Each line containing the word "aviso" should be found and copied.

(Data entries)
_ _ _ _

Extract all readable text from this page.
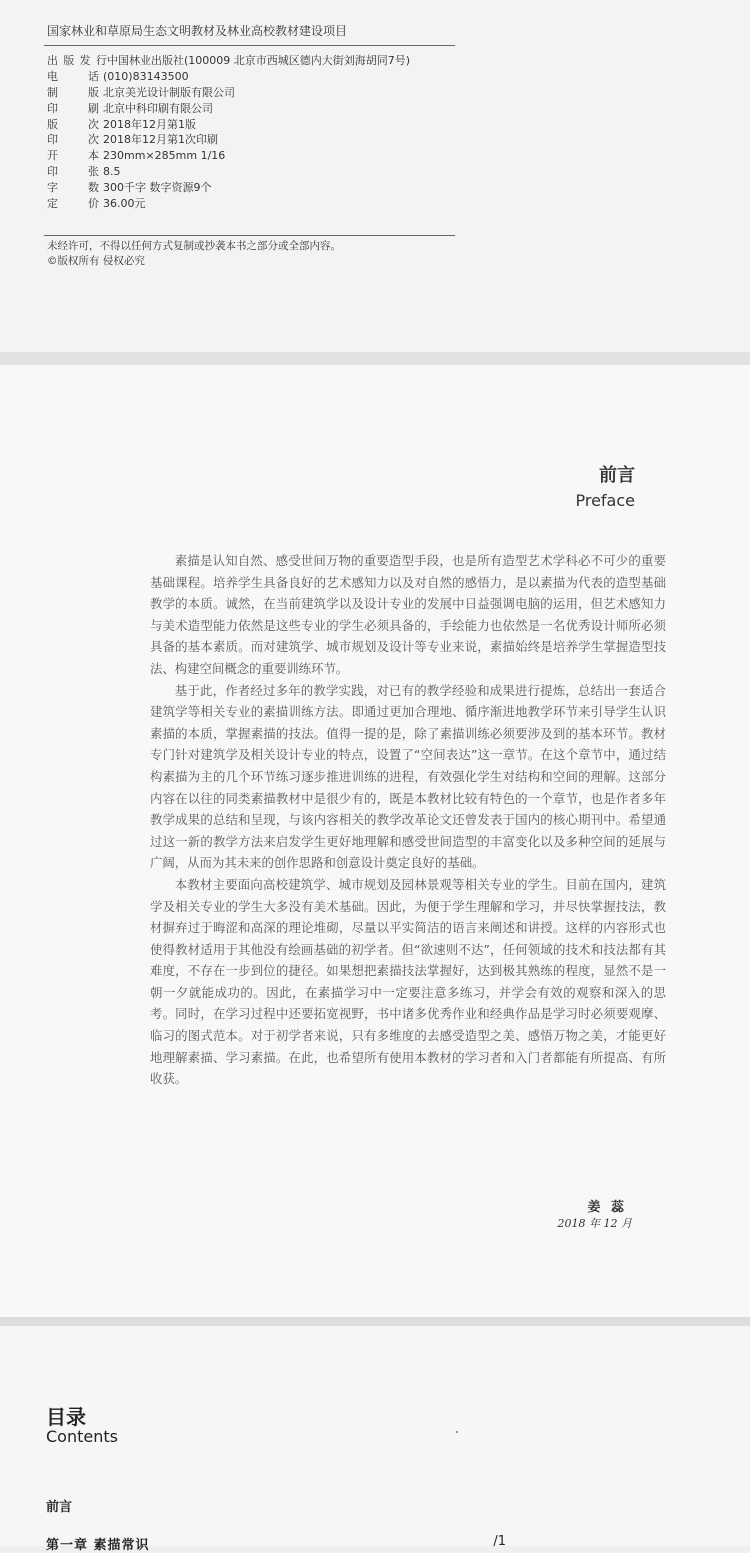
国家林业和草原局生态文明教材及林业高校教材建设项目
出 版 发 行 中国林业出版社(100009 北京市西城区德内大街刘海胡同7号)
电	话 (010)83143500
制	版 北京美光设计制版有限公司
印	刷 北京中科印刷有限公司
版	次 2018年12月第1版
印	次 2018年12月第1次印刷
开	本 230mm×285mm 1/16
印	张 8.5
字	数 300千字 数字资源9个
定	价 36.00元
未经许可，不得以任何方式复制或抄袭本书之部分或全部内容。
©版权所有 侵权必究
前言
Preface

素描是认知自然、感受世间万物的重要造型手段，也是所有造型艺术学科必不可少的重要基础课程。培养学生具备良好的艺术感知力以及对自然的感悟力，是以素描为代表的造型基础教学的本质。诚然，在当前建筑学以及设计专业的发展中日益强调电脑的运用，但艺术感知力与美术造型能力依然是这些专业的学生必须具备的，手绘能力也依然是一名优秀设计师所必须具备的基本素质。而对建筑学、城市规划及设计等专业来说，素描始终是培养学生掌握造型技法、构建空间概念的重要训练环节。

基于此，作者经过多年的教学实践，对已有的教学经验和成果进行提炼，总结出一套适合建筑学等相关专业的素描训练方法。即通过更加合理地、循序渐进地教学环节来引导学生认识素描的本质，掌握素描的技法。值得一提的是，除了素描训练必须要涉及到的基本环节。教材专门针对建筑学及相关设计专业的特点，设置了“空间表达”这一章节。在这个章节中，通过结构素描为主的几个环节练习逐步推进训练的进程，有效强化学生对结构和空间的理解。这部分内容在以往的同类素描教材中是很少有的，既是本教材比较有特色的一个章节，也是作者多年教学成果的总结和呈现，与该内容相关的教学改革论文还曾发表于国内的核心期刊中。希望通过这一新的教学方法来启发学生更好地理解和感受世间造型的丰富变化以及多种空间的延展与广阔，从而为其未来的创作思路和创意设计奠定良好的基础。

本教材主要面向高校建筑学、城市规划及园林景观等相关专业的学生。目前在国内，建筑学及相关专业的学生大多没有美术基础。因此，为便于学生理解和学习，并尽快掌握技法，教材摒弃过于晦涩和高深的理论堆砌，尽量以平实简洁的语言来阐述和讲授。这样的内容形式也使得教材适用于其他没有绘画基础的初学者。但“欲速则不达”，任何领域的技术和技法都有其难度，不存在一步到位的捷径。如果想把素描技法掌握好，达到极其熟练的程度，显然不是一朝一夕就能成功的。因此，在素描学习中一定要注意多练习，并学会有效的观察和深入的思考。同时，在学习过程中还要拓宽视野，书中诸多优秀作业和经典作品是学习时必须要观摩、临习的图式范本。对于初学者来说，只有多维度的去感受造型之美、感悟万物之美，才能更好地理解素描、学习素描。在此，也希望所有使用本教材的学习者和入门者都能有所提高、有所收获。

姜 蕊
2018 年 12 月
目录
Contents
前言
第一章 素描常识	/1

_ _ _ _

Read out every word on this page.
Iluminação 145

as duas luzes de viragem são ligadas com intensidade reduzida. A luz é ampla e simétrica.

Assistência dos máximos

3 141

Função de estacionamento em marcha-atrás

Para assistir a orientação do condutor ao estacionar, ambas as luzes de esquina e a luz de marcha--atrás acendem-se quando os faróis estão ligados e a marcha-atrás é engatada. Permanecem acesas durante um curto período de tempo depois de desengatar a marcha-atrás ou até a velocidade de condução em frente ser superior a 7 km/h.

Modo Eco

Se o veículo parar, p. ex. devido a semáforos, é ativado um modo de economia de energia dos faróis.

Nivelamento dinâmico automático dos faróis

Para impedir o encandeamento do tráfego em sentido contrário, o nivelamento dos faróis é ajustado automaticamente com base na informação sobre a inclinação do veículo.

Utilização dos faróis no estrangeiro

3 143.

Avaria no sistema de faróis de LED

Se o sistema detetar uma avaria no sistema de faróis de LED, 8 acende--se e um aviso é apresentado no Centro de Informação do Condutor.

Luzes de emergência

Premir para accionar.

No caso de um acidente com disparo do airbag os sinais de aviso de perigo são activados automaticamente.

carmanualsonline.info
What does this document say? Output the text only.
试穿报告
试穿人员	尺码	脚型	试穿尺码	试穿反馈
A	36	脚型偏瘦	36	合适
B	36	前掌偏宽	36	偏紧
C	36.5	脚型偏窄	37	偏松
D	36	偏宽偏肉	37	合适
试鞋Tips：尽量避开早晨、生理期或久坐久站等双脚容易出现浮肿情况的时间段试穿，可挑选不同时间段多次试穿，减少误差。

_ _ _ _

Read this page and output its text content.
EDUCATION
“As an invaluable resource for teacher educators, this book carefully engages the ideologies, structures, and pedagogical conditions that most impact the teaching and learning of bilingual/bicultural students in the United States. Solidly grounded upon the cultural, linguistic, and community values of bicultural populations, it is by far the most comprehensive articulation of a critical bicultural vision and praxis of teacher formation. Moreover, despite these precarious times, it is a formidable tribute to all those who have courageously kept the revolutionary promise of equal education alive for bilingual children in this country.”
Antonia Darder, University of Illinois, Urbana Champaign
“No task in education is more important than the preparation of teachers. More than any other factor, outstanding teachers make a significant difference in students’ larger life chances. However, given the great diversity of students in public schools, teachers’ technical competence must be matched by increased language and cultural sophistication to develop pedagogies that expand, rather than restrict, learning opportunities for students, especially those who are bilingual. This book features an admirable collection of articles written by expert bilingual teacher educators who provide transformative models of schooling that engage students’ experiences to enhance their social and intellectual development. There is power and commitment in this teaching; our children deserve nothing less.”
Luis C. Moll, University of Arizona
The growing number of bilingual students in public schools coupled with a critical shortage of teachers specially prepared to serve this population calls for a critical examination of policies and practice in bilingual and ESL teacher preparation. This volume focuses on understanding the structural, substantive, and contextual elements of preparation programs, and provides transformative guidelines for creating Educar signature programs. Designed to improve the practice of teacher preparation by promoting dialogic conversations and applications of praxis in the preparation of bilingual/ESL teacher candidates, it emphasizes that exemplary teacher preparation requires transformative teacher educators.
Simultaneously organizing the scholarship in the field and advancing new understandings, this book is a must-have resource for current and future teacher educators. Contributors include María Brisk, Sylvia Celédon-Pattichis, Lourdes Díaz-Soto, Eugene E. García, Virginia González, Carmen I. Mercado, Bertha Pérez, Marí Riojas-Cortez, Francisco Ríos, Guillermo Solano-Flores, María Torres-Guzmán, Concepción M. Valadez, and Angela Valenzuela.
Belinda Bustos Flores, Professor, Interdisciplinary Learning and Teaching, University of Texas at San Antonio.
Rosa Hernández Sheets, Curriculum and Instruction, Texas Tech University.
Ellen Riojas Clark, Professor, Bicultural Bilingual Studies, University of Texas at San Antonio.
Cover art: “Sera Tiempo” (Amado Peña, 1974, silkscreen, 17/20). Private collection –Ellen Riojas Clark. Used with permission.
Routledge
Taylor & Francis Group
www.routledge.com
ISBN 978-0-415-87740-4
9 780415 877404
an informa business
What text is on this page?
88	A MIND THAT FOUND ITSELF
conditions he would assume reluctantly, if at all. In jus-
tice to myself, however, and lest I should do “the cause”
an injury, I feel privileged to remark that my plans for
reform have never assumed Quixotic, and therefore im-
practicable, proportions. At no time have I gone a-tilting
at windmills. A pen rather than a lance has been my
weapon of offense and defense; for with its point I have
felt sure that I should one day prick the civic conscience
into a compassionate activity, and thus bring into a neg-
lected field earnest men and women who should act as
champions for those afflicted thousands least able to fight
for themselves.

_ _ _ _

→ **WRITTEN REPLY**
Se o sistema detetar uma avaria no sistema de faróis de LED, 8 acende--se e um aviso é apresentado no Centro de Informação do Condutor.
No caso de um acidente com disparo do airbag os sinais de aviso de perigo são activados automaticamente.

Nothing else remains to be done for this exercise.